__WORK INSTRUCTIONS__:
Here are some records; copy every line that holds the word "JSON".

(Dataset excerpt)

'''

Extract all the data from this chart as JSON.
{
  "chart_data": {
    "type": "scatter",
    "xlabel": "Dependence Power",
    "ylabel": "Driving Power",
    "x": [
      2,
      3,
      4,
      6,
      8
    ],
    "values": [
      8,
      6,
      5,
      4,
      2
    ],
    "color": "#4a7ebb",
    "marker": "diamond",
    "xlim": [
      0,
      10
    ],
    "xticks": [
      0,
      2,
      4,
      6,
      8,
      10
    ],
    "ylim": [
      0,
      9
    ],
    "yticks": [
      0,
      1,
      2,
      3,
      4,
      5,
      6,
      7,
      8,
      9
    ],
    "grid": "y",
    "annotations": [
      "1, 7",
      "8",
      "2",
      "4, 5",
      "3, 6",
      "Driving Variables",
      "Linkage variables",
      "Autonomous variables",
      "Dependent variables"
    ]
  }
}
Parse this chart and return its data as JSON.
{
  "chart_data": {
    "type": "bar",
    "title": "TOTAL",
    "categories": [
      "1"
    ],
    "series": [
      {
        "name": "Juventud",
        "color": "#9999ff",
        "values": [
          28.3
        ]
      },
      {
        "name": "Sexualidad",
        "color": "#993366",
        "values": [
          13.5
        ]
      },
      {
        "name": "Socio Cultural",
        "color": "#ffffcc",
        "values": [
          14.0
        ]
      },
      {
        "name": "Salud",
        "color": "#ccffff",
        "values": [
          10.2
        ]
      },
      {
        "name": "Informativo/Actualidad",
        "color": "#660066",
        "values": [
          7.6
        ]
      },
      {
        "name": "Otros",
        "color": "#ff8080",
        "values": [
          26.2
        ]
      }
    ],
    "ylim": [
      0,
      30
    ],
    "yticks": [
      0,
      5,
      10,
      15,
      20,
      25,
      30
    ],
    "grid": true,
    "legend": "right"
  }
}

'''

__PROBLEM SOLUTION__:
Extract all the data from this chart as JSON.
Parse this chart and return its data as JSON.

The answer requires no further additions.